### [TEXT SHOWN]
- Opening Delimiter -

Anyway. Completely off topic.

So. My Heart and Other Black Holes. This was recommended to me by Rachel, who actually recommended it before she had even read it. She finished it and still had a couple of weeks left before she had to return it, so she gave it to me. I read it in an hour and a half the night that I got it. 300 pages in an hour and a half. I’m pretty impressed with myself.

I could explain what the book is about, but I’ll let the blurb do that for me.

Sixteen-year-old physics nerd Aysel is obsessed with plotting her own death. With a mother who can barely look at her without wincing, classmates who whisper behind her back, and a father whose violent crime rocked her small town, Aysel is ready to turn her potential energy into nothingness.

- Closing Delimiter -

### [EXTRACTED MATERIAL]

- Opening Delimiter -

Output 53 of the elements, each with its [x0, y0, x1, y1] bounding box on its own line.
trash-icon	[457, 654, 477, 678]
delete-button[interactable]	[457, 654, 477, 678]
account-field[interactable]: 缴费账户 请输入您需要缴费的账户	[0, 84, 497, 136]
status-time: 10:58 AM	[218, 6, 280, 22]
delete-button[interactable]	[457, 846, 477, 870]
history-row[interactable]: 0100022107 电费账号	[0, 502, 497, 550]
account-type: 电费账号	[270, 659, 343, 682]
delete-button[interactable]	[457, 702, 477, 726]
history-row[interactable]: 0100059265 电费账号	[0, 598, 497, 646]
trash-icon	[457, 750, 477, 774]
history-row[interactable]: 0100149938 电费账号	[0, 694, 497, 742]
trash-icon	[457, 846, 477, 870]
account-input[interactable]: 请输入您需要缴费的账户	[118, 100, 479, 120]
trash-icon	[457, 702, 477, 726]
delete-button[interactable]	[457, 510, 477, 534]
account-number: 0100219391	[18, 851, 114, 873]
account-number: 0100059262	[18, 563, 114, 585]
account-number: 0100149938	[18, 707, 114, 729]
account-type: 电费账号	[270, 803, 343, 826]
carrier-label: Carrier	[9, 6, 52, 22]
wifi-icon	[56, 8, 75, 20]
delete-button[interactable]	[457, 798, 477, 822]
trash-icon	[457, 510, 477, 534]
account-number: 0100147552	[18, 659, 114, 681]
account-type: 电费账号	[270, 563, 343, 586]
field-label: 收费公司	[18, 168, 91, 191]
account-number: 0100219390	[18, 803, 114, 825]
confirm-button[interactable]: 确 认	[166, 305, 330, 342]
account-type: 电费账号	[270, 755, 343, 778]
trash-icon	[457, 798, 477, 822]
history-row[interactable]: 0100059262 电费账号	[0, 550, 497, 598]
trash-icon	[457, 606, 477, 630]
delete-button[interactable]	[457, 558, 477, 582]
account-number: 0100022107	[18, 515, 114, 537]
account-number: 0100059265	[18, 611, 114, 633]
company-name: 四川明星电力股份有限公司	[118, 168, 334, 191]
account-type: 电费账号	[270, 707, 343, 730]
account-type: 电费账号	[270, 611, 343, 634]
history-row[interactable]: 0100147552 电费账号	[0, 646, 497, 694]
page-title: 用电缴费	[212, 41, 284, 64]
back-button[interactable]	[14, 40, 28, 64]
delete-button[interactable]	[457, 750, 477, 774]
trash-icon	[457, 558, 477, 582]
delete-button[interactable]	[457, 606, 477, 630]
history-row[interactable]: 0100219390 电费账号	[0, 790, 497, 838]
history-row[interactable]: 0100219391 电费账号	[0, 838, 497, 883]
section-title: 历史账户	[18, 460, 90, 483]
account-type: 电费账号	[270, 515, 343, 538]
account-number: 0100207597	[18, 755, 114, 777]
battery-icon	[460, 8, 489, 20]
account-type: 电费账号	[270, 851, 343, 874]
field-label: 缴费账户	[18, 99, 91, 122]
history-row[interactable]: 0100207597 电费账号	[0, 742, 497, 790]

- Closing Delimiter -

### [EXERCISE TASKS]
• A. Answer these about the post on My Heart and Other Black Holes, one line each:
(i) Who recommended the book to the writer?
(ii) How long did the writer take to read it?
(iii) How old is Aysel, according to the blurb?
• B. Summarize the post on My Heart and Other Black Holes in two sentences.
• C. Write what comes next in the post on My Heart and Other Black Holes.

### [RESPONSES IN ORDER]
• A.
(i) Rachel
(ii) An hour and a half
(iii) Sixteen

• B. The writer read My Heart and Other Black Holes, a 300-page book Rachel passed along, in an hour and a half on the night it arrived. Its blurb presents Aysel, a sixteen-year-old physics nerd obsessed with plotting her own death, whose mother can barely look at her, whose classmates whisper behind her back, and whose father's violent crime rocked her small town.

• C.
There’s only one problem: she’s not sure she has the courage to do it alone. But once she discovers a website with a section called Suicide Partners, Aysel’s convinced she’s found her solution—Roman, a teenage boy who’s haunted by a family tragedy, is looking for a partner. Even though Aysel and Roman have nothing in common, they slowly start to fill in each other’s broken lives. But as their suicide pact becomes more concrete, Aysel begins to question whether she really wants to go through with it. Ultimately, she must choose between wanting to die or trying to convince Roman to live so they can discover the potential of their energy together.

Basically, she’s depressed and wants to die. That’s the gist of the book. Her father did something unimaginable, and she feels as though she is turning into him, and that the town thinks the same thing. So she decides to die, and finds herself a suicide partner called Roman to die with her.

I did enjoy this book. It was a very good book. Again, some of the language was a bit iffy, but I’m learning to block that out. As I mentioned on yesterday’s post, though, I was able to accurately predict the ending before I had even started reading it, which was kind of disappointing. But it was still a good book. Would I recommend it? Absolutely.

Here’s where things get interesting. Write about the subject matter.

Suicide. Depression.

That’s what this book is about, so that’s what I have to write about.

I really don’t know where to start with this. Where do you begin when you are talking about this kind of thing?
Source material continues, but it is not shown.